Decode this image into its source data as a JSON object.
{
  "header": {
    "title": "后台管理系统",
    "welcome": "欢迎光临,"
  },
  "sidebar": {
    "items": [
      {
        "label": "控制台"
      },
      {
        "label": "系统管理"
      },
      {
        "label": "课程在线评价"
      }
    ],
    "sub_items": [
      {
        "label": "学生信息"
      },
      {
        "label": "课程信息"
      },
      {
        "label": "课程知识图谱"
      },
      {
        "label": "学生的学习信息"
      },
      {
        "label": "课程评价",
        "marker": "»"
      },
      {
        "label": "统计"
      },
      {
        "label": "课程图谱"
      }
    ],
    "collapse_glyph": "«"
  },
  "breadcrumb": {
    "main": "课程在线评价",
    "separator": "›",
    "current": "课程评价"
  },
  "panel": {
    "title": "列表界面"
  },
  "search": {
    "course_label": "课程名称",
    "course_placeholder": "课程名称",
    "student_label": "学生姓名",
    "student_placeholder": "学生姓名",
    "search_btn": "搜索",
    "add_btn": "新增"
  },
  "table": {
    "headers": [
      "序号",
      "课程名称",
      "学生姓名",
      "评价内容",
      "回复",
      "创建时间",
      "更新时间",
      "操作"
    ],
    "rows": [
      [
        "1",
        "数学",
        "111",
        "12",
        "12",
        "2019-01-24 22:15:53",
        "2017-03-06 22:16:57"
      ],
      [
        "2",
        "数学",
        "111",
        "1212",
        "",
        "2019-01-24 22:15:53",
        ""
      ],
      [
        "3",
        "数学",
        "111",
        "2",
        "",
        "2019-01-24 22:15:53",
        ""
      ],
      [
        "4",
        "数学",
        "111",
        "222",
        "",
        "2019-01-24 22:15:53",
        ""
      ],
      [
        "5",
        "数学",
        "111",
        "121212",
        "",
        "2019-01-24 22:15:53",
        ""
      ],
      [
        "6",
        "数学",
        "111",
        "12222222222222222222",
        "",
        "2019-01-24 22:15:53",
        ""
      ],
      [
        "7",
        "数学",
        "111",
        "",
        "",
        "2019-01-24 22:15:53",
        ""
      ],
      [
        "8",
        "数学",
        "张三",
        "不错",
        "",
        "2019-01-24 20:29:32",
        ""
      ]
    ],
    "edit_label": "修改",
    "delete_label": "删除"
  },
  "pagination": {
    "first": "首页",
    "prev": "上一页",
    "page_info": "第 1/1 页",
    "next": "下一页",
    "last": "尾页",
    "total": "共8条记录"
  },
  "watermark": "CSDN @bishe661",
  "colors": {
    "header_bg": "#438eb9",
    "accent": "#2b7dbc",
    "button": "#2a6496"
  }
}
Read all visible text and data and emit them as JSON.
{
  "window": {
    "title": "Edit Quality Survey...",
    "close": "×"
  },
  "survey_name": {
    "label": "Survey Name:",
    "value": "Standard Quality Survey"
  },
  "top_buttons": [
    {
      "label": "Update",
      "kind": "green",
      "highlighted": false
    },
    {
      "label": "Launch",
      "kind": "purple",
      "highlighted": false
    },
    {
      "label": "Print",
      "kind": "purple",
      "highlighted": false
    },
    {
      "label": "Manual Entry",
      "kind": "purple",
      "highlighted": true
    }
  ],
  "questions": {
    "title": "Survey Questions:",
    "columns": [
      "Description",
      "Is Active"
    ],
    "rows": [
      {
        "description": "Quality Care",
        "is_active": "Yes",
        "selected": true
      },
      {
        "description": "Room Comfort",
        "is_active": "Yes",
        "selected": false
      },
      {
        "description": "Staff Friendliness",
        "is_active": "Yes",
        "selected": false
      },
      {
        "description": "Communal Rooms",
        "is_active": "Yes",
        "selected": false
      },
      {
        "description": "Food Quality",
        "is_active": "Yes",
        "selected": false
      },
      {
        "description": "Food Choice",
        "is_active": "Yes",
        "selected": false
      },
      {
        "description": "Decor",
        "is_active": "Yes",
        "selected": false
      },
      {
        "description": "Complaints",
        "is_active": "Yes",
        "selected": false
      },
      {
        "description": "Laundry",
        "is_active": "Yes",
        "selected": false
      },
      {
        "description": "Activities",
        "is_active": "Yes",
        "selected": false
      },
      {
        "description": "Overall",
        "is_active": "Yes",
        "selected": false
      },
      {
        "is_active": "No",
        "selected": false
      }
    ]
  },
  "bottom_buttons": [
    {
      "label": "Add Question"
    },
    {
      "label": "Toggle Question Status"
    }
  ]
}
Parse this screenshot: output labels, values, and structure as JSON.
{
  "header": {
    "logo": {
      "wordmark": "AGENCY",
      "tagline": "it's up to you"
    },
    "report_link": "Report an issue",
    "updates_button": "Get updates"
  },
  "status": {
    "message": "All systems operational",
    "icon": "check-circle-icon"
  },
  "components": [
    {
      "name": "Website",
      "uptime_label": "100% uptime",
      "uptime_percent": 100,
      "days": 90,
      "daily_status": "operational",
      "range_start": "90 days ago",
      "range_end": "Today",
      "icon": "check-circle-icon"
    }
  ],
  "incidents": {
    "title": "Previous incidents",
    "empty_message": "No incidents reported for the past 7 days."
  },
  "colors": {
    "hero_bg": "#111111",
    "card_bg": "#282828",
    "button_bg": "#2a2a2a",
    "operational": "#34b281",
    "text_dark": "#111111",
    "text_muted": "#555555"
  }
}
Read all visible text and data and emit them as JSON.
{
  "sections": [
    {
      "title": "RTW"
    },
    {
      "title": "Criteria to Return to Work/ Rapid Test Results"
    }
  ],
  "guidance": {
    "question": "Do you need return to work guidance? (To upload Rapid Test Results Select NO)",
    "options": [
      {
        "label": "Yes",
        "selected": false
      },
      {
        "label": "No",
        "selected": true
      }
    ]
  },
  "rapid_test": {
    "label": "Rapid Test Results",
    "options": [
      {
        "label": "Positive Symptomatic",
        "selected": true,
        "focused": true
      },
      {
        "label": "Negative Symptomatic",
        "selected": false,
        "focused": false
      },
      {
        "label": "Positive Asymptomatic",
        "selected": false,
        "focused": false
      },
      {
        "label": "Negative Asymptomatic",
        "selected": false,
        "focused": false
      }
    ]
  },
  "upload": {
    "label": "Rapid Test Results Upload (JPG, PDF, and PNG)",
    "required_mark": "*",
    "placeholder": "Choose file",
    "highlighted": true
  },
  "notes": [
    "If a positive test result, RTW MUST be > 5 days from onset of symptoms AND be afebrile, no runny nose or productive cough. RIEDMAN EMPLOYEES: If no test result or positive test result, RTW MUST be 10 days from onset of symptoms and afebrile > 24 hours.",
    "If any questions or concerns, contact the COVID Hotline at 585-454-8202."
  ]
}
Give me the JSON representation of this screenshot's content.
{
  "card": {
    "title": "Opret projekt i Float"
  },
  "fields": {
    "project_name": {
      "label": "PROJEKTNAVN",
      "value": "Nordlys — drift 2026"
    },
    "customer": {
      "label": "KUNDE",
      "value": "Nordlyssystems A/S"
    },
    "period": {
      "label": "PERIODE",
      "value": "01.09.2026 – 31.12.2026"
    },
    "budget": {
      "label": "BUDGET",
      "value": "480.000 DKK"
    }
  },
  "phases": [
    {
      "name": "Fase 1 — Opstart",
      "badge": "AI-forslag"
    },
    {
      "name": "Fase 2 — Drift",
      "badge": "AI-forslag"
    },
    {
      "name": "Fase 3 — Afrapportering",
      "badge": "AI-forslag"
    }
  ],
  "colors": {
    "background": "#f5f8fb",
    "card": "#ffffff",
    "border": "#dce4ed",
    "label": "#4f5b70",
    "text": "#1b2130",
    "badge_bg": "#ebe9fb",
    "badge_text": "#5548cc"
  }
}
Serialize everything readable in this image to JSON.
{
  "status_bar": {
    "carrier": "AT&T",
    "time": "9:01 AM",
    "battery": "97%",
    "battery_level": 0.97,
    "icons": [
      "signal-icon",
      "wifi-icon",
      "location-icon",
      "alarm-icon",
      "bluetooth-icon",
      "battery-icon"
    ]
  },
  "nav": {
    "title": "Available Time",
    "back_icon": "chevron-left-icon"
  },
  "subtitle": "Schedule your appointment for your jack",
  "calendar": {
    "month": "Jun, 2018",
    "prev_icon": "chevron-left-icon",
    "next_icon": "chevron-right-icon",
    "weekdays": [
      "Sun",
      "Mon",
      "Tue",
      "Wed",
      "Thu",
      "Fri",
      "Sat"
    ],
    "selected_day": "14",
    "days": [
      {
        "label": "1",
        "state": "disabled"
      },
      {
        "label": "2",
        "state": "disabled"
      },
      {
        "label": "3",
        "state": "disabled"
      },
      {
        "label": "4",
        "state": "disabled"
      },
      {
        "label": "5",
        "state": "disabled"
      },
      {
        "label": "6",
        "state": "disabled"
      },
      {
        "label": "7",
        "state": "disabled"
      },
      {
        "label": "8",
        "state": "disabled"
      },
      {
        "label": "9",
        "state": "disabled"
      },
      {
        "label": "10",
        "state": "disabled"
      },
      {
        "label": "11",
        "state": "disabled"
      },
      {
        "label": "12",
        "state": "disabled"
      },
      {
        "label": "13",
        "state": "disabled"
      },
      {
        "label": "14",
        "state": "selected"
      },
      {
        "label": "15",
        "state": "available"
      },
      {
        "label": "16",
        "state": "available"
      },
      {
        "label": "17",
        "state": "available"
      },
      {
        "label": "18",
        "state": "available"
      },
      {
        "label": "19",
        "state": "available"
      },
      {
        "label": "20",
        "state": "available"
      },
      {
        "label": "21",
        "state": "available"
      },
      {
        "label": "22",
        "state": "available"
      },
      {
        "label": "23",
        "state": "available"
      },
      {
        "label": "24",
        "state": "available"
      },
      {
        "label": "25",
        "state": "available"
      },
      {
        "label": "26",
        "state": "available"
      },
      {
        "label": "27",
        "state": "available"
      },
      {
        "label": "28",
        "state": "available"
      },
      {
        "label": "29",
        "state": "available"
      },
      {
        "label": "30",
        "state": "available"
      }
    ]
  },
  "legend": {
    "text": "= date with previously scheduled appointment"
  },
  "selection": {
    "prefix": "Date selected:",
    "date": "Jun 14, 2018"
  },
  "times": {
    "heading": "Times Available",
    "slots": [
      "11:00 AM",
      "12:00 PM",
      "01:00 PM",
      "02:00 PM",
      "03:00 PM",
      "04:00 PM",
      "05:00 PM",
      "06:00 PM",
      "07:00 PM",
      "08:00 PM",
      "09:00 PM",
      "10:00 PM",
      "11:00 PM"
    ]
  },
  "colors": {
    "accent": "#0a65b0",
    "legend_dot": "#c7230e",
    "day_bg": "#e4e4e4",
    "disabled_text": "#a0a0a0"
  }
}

_TASK TO COMPLETE:_
Collect each line above holding the string "check".

_EXERCISE SOLUTION:_
    "icon": "check-circle-icon"
      "icon": "check-circle-icon"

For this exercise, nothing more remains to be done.